**TASK DETAILS:** Go through the material below and report how many lines contain "type". Give only the number.

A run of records
▼

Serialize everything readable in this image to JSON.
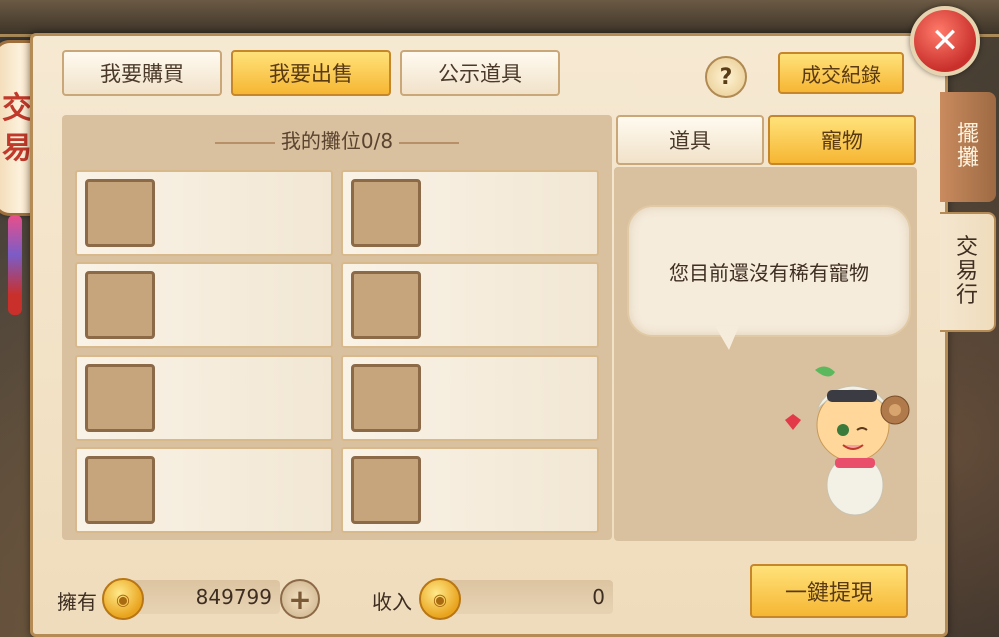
{
  "lantern": {
    "char1": "交",
    "char2": "易"
  },
  "top_buttons": {
    "buy": "我要購買",
    "sell": "我要出售",
    "public": "公示道具",
    "history": "成交紀錄",
    "help": "?"
  },
  "stall": {
    "title": "我的攤位0/8",
    "slot_count": 8
  },
  "tabs": {
    "items": "道具",
    "pets": "寵物"
  },
  "bubble_text": "您目前還沒有稀有寵物",
  "side_tabs": {
    "stall": [
      "擺",
      "攤"
    ],
    "trade": [
      "交",
      "易",
      "行"
    ]
  },
  "bottom": {
    "own_label": "擁有",
    "own_value": "849799",
    "income_label": "收入",
    "income_value": "0",
    "withdraw": "一鍵提現"
  },
  "close": "✕"
}
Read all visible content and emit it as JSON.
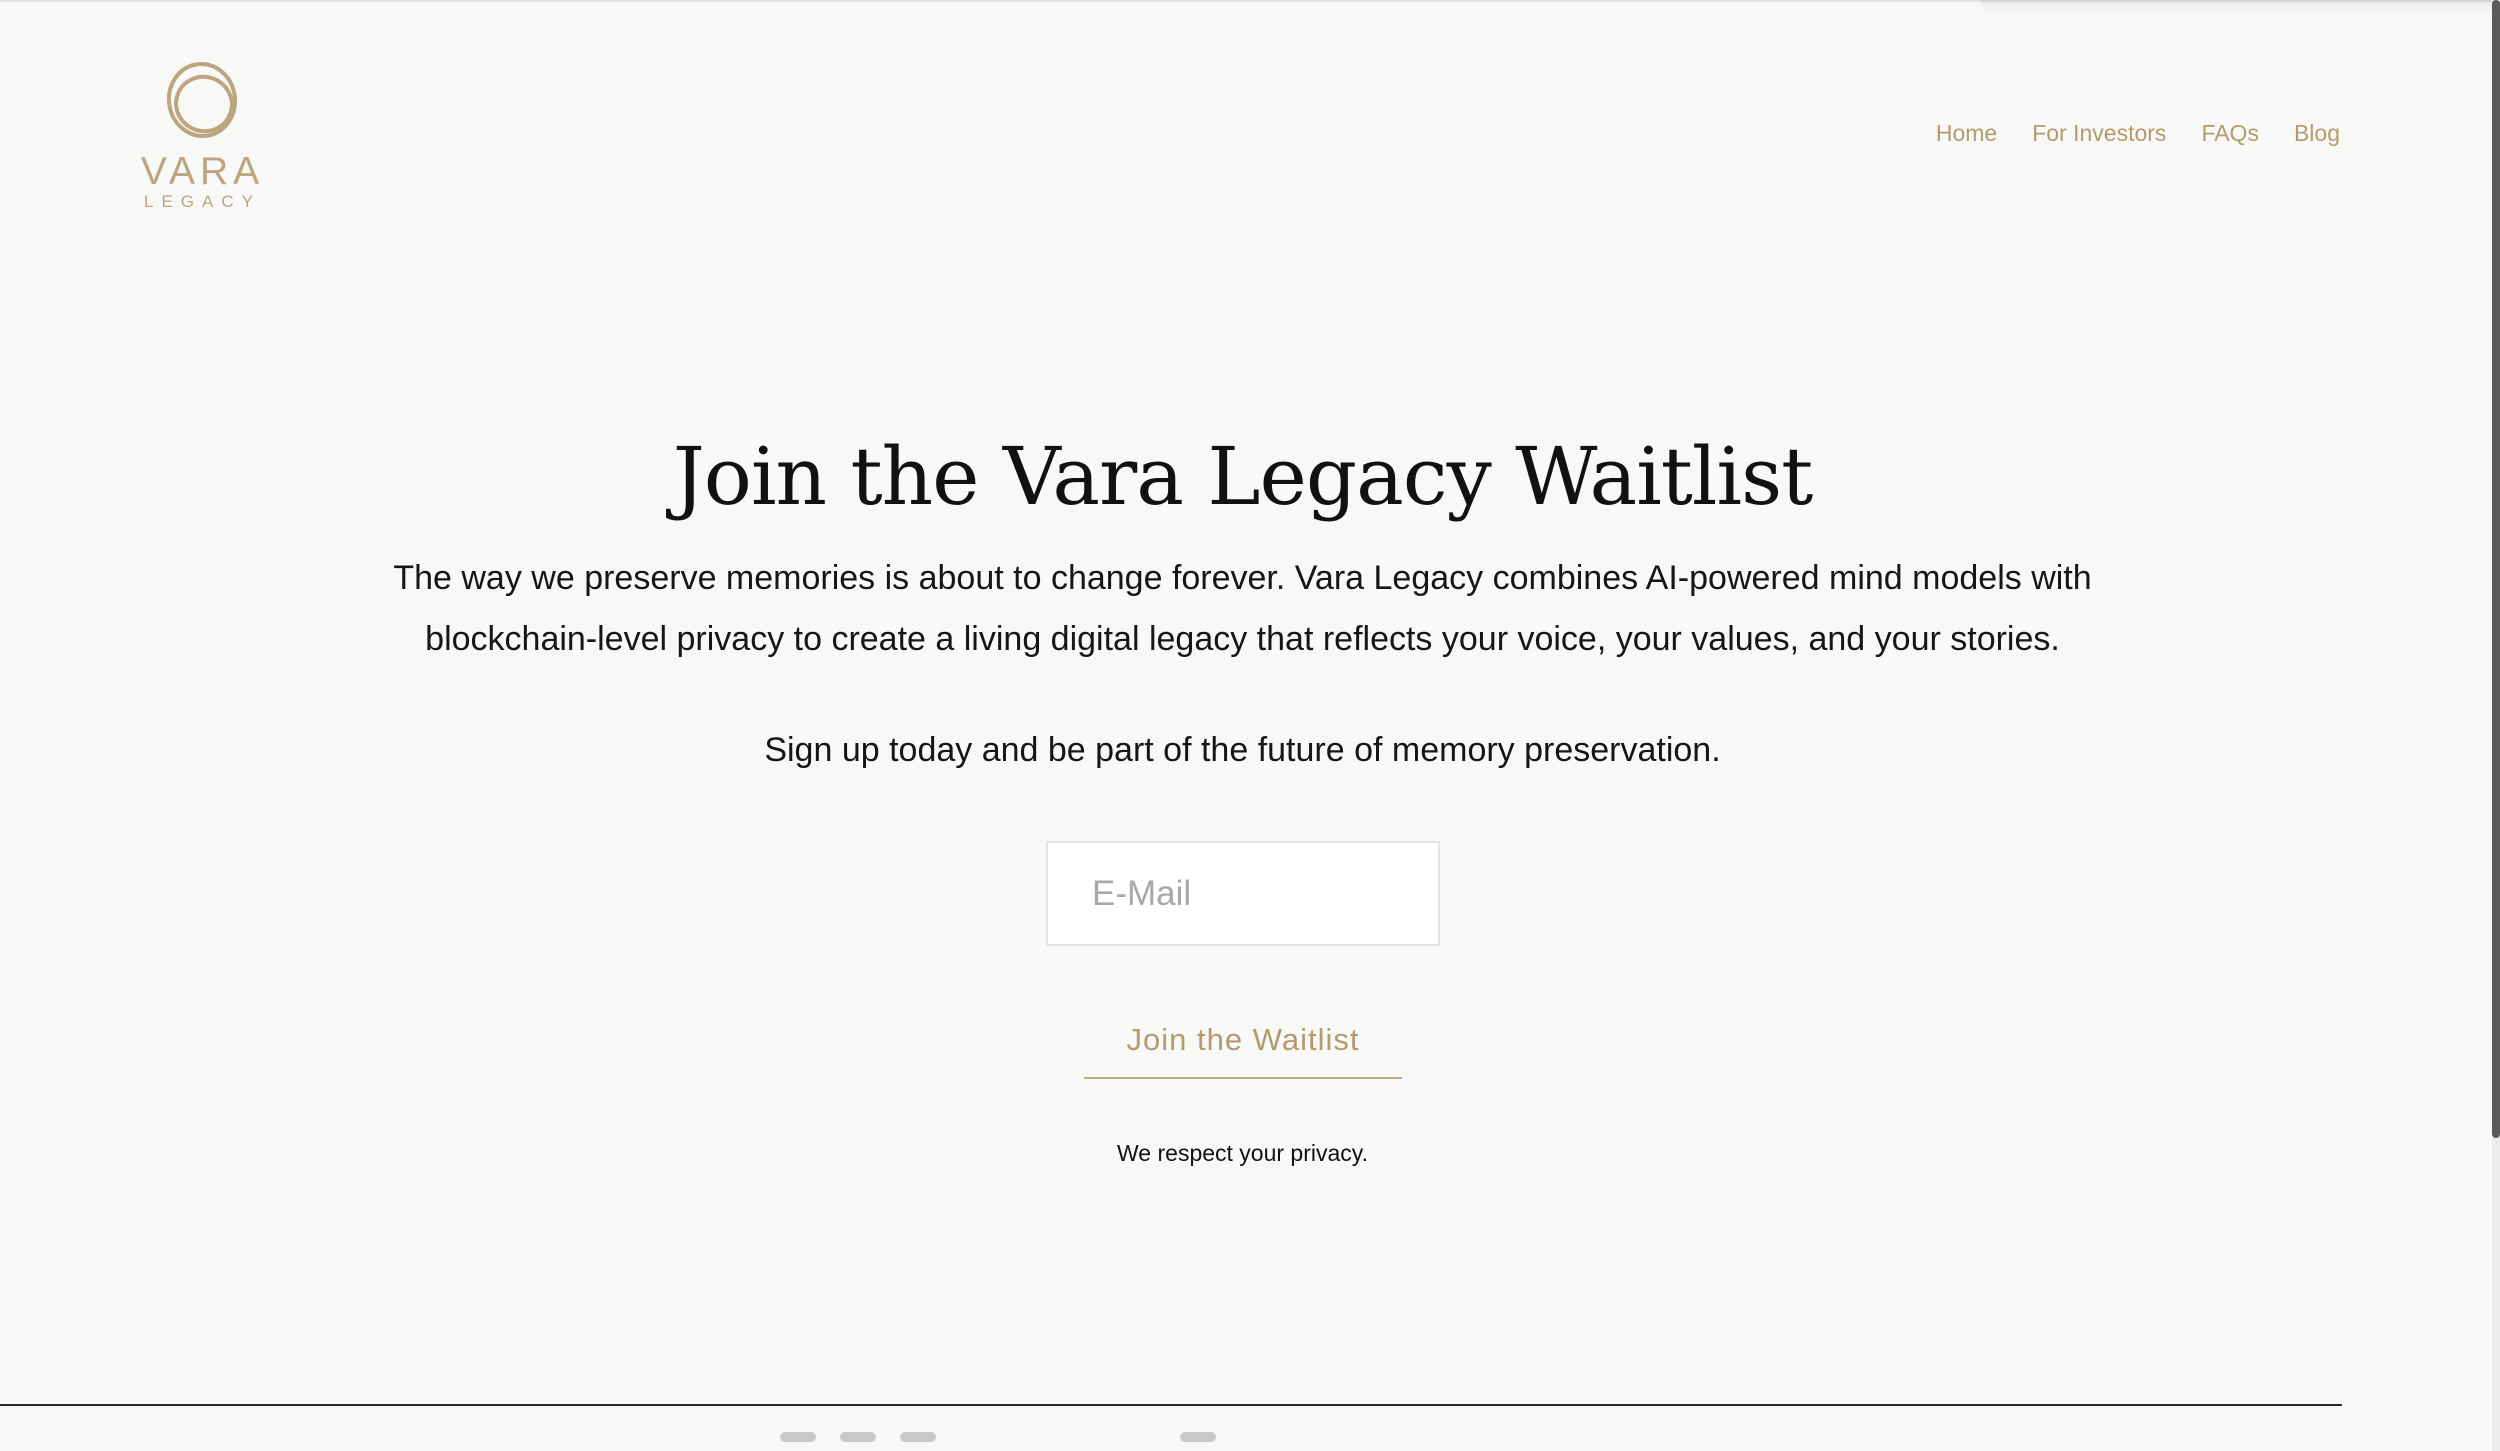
{
  "brand": {
    "name": "VARA",
    "subname": "LEGACY",
    "accent": "#b59a6d"
  },
  "nav": {
    "items": [
      {
        "label": "Home"
      },
      {
        "label": "For Investors"
      },
      {
        "label": "FAQs"
      },
      {
        "label": "Blog"
      }
    ]
  },
  "hero": {
    "title": "Join the Vara Legacy Waitlist",
    "description": "The way we preserve memories is about to change forever. Vara Legacy combines AI-powered mind models with blockchain-level privacy to create a living digital legacy that reflects your voice, your values, and your stories.",
    "cta_text": "Sign up today and be part of the future of memory preservation."
  },
  "form": {
    "email_placeholder": "E-Mail",
    "email_value": "",
    "submit_label": "Join the Waitlist",
    "privacy_note": "We respect your privacy."
  },
  "icons": {
    "logo": "vara-rings-logo-icon"
  }
}
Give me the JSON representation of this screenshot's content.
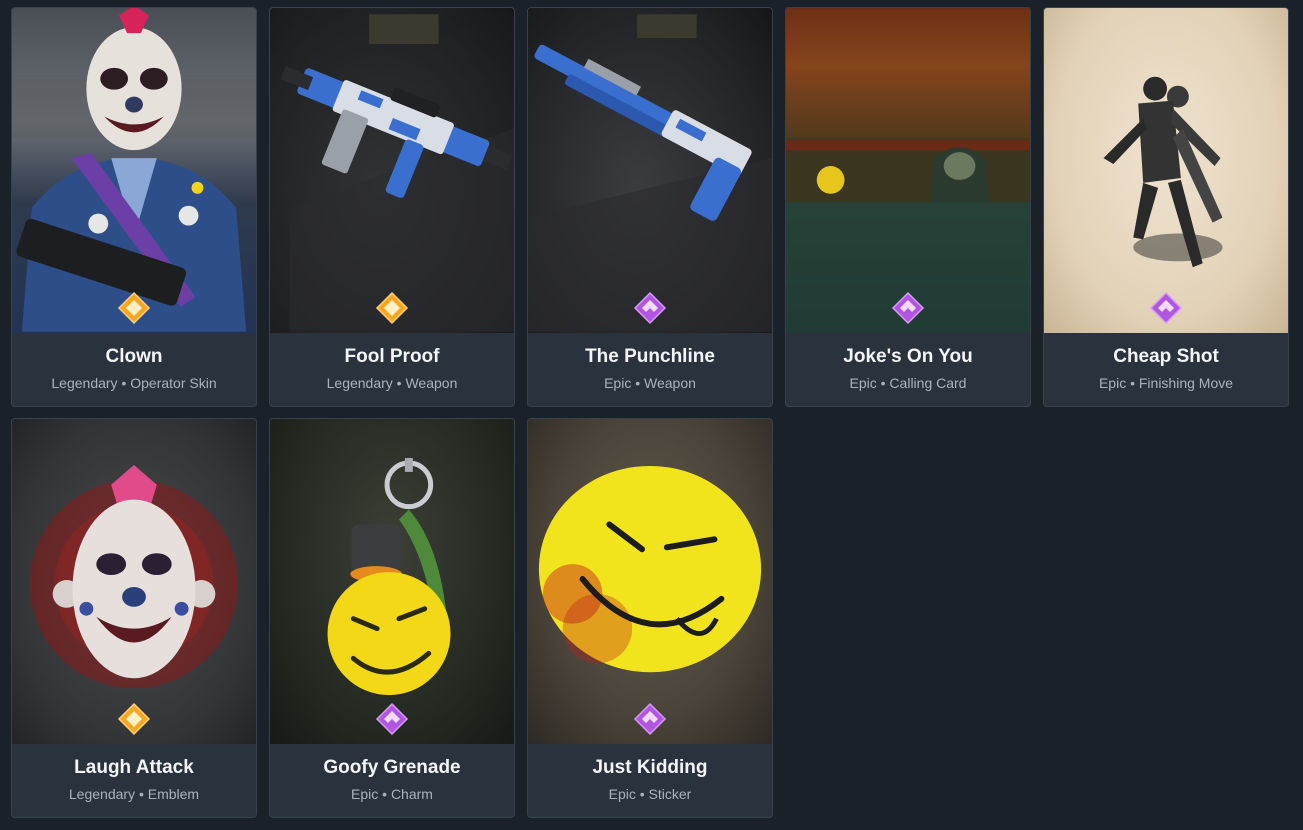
{
  "items": [
    {
      "name": "Clown",
      "rarity": "Legendary",
      "type": "Operator Skin",
      "subtitle": "Legendary • Operator Skin",
      "rarity_color": "#f5a623"
    },
    {
      "name": "Fool Proof",
      "rarity": "Legendary",
      "type": "Weapon",
      "subtitle": "Legendary • Weapon",
      "rarity_color": "#f5a623"
    },
    {
      "name": "The Punchline",
      "rarity": "Epic",
      "type": "Weapon",
      "subtitle": "Epic • Weapon",
      "rarity_color": "#b056e0"
    },
    {
      "name": "Joke's On You",
      "rarity": "Epic",
      "type": "Calling Card",
      "subtitle": "Epic • Calling Card",
      "rarity_color": "#b056e0"
    },
    {
      "name": "Cheap Shot",
      "rarity": "Epic",
      "type": "Finishing Move",
      "subtitle": "Epic • Finishing Move",
      "rarity_color": "#b056e0"
    },
    {
      "name": "Laugh Attack",
      "rarity": "Legendary",
      "type": "Emblem",
      "subtitle": "Legendary • Emblem",
      "rarity_color": "#f5a623"
    },
    {
      "name": "Goofy Grenade",
      "rarity": "Epic",
      "type": "Charm",
      "subtitle": "Epic • Charm",
      "rarity_color": "#b056e0"
    },
    {
      "name": "Just Kidding",
      "rarity": "Epic",
      "type": "Sticker",
      "subtitle": "Epic • Sticker",
      "rarity_color": "#b056e0"
    }
  ],
  "colors": {
    "background": "#1a2129",
    "card": "#2a323d",
    "legendary": "#f5a623",
    "epic": "#b056e0"
  }
}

▲

**THE REPLY:** 8